Examine the entries below, count the lines holding the string "kosztów", and respond with the number only.

==================================================

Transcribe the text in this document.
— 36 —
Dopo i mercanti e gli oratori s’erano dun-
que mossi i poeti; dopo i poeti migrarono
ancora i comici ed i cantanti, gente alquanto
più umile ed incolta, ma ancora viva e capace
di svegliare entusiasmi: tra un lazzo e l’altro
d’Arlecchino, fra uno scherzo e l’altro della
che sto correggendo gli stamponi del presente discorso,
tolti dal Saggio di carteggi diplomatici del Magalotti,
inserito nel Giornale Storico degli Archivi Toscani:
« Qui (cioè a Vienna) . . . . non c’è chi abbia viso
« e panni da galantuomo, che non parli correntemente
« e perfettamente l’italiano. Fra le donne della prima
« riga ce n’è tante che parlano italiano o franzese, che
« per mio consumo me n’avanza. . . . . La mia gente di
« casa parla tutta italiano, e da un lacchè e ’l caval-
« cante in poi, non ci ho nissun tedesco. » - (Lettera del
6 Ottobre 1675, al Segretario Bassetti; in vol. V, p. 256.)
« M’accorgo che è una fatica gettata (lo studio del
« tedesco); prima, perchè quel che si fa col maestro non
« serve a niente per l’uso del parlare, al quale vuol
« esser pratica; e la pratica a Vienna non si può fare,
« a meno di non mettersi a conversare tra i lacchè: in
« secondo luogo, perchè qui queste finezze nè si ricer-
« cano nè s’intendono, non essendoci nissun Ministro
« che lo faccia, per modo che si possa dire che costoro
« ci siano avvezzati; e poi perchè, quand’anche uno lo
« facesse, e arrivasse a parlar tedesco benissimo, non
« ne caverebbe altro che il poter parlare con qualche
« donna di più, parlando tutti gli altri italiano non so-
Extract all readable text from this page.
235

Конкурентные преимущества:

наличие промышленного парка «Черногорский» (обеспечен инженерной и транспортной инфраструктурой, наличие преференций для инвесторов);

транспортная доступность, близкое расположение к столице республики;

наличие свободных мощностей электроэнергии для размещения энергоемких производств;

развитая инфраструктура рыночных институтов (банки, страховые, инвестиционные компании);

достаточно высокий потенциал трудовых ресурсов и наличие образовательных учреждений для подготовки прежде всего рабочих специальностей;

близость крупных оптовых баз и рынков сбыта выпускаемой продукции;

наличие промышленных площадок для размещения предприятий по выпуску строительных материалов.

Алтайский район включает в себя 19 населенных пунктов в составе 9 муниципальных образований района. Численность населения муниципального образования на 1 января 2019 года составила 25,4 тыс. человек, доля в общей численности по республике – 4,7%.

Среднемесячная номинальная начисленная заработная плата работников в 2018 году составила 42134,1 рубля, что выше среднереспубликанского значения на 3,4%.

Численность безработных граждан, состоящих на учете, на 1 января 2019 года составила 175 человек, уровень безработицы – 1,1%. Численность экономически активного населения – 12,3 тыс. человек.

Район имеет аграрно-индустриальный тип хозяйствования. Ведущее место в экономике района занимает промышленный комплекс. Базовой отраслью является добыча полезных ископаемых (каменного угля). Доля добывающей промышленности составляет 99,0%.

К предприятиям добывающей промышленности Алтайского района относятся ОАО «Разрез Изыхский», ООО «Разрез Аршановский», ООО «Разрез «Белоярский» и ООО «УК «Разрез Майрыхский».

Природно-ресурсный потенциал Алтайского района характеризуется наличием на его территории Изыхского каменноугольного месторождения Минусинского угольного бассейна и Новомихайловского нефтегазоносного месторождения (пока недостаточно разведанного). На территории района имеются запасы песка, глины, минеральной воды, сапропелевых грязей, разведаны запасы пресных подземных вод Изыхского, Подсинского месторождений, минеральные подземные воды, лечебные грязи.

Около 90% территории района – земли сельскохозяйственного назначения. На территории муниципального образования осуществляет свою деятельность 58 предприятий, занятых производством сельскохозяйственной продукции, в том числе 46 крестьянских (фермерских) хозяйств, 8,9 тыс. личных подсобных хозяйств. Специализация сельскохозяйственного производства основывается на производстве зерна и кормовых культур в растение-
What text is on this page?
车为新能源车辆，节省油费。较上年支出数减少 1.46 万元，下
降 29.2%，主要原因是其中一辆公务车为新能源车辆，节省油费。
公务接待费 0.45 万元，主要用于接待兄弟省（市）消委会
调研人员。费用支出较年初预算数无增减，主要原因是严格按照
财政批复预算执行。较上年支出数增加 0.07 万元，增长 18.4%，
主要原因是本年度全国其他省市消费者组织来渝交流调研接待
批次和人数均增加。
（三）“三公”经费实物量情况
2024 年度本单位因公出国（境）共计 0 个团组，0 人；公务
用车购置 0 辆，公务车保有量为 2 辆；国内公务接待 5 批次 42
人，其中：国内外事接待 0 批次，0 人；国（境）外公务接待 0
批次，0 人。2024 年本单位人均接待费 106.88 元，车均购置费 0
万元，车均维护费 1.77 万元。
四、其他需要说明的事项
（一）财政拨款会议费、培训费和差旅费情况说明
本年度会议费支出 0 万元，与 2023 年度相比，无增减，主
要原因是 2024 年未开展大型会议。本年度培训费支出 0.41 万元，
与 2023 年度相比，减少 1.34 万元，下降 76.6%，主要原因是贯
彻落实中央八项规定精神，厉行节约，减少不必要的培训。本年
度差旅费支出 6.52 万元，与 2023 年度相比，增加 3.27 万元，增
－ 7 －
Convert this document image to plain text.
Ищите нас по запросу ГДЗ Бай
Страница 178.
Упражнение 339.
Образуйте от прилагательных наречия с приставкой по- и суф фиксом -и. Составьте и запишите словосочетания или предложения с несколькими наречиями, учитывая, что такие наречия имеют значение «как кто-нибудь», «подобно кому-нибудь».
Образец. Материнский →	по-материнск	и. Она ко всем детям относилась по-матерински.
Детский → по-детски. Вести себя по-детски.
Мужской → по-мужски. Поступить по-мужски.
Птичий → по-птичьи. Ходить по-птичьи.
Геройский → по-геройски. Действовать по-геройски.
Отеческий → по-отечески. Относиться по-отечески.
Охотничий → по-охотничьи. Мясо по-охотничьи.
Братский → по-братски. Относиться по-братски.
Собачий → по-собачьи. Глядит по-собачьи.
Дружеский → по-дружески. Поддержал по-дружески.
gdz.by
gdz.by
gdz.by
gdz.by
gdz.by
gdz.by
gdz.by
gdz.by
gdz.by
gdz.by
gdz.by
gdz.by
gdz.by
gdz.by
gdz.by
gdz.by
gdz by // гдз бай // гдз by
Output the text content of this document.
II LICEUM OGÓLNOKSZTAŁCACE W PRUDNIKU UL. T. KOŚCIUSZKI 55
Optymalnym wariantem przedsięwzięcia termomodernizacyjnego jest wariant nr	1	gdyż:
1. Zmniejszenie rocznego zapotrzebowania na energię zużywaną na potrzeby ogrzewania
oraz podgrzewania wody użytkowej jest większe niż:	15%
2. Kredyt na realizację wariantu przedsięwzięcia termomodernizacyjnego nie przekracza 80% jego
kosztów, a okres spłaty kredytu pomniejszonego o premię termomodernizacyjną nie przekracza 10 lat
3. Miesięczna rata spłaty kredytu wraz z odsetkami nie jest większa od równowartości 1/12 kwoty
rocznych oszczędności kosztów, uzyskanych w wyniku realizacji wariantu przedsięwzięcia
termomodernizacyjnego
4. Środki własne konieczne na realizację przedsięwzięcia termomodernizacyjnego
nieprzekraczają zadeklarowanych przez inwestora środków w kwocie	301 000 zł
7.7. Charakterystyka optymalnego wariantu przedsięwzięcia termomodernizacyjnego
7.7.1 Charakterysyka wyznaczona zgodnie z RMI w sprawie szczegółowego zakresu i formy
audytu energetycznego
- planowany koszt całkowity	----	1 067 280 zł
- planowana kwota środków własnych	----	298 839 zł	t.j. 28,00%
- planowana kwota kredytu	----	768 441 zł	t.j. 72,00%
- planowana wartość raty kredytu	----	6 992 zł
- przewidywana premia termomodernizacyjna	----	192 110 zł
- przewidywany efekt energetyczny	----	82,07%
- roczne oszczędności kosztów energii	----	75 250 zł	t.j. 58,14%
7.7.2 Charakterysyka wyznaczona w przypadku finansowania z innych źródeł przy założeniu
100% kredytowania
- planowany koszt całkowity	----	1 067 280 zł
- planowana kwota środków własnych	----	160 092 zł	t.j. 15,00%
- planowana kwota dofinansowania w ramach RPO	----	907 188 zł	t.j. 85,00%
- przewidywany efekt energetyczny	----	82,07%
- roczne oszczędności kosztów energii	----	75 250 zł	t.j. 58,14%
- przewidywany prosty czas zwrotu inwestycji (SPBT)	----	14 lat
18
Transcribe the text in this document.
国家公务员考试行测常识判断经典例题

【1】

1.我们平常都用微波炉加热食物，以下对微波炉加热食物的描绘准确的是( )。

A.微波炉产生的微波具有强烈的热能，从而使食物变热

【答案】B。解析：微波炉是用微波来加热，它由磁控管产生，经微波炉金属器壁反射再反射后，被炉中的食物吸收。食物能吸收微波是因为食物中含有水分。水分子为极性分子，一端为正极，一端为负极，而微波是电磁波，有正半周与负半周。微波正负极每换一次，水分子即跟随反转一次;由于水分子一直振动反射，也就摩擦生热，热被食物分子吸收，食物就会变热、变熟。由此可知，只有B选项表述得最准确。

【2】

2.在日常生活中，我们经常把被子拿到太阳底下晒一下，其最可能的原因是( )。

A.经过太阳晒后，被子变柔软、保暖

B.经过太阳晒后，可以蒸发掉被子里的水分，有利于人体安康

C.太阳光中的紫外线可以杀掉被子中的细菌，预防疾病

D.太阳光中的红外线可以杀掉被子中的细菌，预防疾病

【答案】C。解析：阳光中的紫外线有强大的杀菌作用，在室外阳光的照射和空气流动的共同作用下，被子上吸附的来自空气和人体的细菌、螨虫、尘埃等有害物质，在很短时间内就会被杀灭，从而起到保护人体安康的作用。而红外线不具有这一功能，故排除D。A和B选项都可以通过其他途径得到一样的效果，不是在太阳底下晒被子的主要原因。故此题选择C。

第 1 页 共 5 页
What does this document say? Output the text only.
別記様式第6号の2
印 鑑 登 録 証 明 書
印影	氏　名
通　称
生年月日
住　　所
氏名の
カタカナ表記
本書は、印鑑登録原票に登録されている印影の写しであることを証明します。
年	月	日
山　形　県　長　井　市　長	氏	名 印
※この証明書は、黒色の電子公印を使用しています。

==================================================

Full answer: 4